STATED GOAL:
From the listing that follows, output everything exactly except the pictures.

(Excerpt from a dataset)
○ ○ ○ ○
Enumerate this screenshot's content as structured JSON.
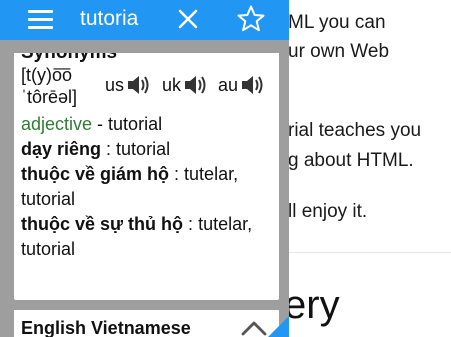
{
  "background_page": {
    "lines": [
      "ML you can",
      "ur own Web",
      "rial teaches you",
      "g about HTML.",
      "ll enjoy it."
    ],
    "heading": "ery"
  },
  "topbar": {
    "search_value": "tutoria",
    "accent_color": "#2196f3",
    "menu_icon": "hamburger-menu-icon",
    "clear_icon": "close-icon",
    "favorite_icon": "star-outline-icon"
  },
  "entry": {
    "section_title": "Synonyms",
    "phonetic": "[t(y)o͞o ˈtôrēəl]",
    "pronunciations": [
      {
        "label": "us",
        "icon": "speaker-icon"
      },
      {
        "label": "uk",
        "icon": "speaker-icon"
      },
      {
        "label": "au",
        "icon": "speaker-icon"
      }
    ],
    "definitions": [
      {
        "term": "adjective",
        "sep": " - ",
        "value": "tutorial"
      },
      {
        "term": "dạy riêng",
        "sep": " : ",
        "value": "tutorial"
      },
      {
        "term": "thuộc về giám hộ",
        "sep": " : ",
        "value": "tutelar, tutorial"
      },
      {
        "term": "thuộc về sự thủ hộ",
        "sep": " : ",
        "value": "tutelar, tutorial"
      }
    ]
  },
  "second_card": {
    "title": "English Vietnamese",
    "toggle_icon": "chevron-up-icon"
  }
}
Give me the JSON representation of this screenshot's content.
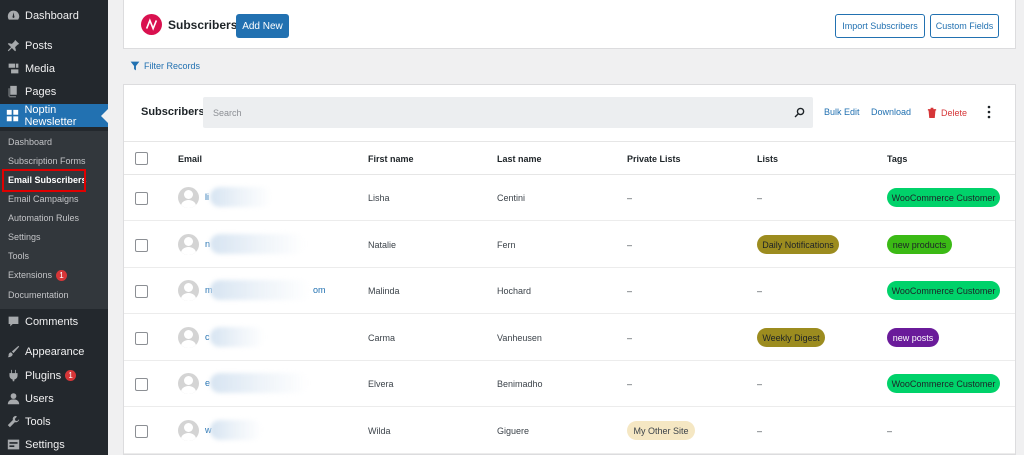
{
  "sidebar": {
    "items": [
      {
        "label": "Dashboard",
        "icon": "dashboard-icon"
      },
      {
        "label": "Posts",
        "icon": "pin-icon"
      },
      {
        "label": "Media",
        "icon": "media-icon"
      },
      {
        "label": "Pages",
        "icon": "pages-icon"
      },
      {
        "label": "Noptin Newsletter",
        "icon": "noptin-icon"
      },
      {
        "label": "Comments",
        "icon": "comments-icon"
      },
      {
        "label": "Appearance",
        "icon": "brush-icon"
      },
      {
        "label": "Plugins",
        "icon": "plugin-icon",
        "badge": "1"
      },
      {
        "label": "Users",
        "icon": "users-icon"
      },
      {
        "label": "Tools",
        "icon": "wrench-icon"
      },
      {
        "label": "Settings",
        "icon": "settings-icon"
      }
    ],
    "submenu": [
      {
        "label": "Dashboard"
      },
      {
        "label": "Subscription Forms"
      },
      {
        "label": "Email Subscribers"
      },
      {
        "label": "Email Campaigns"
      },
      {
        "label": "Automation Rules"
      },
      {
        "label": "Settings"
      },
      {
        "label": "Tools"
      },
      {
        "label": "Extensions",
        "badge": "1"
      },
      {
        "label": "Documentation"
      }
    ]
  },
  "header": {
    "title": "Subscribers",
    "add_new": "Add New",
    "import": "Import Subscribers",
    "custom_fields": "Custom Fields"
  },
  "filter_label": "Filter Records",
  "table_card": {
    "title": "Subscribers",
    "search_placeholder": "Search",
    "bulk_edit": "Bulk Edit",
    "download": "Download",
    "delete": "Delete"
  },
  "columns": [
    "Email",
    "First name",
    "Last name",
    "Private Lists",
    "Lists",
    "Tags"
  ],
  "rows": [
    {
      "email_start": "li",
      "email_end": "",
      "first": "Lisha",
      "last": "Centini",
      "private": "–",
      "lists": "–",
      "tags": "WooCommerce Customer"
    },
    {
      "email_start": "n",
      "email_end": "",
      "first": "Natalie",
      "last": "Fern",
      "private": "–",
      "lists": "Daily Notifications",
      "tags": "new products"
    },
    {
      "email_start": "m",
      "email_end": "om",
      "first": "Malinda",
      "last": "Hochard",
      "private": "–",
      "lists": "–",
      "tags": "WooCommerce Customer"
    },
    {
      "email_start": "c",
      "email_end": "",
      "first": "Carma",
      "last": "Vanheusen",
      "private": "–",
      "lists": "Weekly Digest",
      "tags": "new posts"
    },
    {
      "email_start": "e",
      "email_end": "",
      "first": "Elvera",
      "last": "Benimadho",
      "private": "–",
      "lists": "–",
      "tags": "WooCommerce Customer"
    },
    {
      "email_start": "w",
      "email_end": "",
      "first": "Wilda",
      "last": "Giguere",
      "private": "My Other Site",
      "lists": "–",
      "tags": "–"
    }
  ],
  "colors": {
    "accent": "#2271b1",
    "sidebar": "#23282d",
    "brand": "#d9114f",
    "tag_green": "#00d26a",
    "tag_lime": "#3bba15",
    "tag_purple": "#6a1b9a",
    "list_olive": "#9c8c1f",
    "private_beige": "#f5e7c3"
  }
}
○ ○ ○ ○
TASK RESPONSE:
Enumerate this screenshot's content as structured JSON.
{
  "background_page": {
    "lines": [
      "ML you can",
      "ur own Web",
      "rial teaches you",
      "g about HTML.",
      "ll enjoy it."
    ],
    "heading": "ery"
  },
  "topbar": {
    "search_value": "tutoria",
    "accent_color": "#2196f3",
    "menu_icon": "hamburger-menu-icon",
    "clear_icon": "close-icon",
    "favorite_icon": "star-outline-icon"
  },
  "entry": {
    "section_title": "Synonyms",
    "phonetic": "[t(y)o͞o ˈtôrēəl]",
    "pronunciations": [
      {
        "label": "us",
        "icon": "speaker-icon"
      },
      {
        "label": "uk",
        "icon": "speaker-icon"
      },
      {
        "label": "au",
        "icon": "speaker-icon"
      }
    ],
    "definitions": [
      {
        "term": "adjective",
        "sep": " - ",
        "value": "tutorial"
      },
      {
        "term": "dạy riêng",
        "sep": " : ",
        "value": "tutorial"
      },
      {
        "term": "thuộc về giám hộ",
        "sep": " : ",
        "value": "tutelar, tutorial"
      },
      {
        "term": "thuộc về sự thủ hộ",
        "sep": " : ",
        "value": "tutelar, tutorial"
      }
    ]
  },
  "second_card": {
    "title": "English Vietnamese",
    "toggle_icon": "chevron-up-icon"
  }
}
Give me the JSON representation of this screenshot's content.
{
  "sidebar": {
    "items": [
      {
        "label": "Dashboard",
        "icon": "dashboard-icon"
      },
      {
        "label": "Posts",
        "icon": "pin-icon"
      },
      {
        "label": "Media",
        "icon": "media-icon"
      },
      {
        "label": "Pages",
        "icon": "pages-icon"
      },
      {
        "label": "Noptin Newsletter",
        "icon": "noptin-icon"
      },
      {
        "label": "Comments",
        "icon": "comments-icon"
      },
      {
        "label": "Appearance",
        "icon": "brush-icon"
      },
      {
        "label": "Plugins",
        "icon": "plugin-icon",
        "badge": "1"
      },
      {
        "label": "Users",
        "icon": "users-icon"
      },
      {
        "label": "Tools",
        "icon": "wrench-icon"
      },
      {
        "label": "Settings",
        "icon": "settings-icon"
      }
    ],
    "submenu": [
      {
        "label": "Dashboard"
      },
      {
        "label": "Subscription Forms"
      },
      {
        "label": "Email Subscribers"
      },
      {
        "label": "Email Campaigns"
      },
      {
        "label": "Automation Rules"
      },
      {
        "label": "Settings"
      },
      {
        "label": "Tools"
      },
      {
        "label": "Extensions",
        "badge": "1"
      },
      {
        "label": "Documentation"
      }
    ]
  },
  "header": {
    "title": "Subscribers",
    "add_new": "Add New",
    "import": "Import Subscribers",
    "custom_fields": "Custom Fields"
  },
  "filter_label": "Filter Records",
  "table_card": {
    "title": "Subscribers",
    "search_placeholder": "Search",
    "bulk_edit": "Bulk Edit",
    "download": "Download",
    "delete": "Delete"
  },
  "columns": [
    "Email",
    "First name",
    "Last name",
    "Private Lists",
    "Lists",
    "Tags"
  ],
  "rows": [
    {
      "email_start": "li",
      "email_end": "",
      "first": "Lisha",
      "last": "Centini",
      "private": "–",
      "lists": "–",
      "tags": "WooCommerce Customer"
    },
    {
      "email_start": "n",
      "email_end": "",
      "first": "Natalie",
      "last": "Fern",
      "private": "–",
      "lists": "Daily Notifications",
      "tags": "new products"
    },
    {
      "email_start": "m",
      "email_end": "om",
      "first": "Malinda",
      "last": "Hochard",
      "private": "–",
      "lists": "–",
      "tags": "WooCommerce Customer"
    },
    {
      "email_start": "c",
      "email_end": "",
      "first": "Carma",
      "last": "Vanheusen",
      "private": "–",
      "lists": "Weekly Digest",
      "tags": "new posts"
    },
    {
      "email_start": "e",
      "email_end": "",
      "first": "Elvera",
      "last": "Benimadho",
      "private": "–",
      "lists": "–",
      "tags": "WooCommerce Customer"
    },
    {
      "email_start": "w",
      "email_end": "",
      "first": "Wilda",
      "last": "Giguere",
      "private": "My Other Site",
      "lists": "–",
      "tags": "–"
    }
  ],
  "colors": {
    "accent": "#2271b1",
    "sidebar": "#23282d",
    "brand": "#d9114f",
    "tag_green": "#00d26a",
    "tag_lime": "#3bba15",
    "tag_purple": "#6a1b9a",
    "list_olive": "#9c8c1f",
    "private_beige": "#f5e7c3"
  }
}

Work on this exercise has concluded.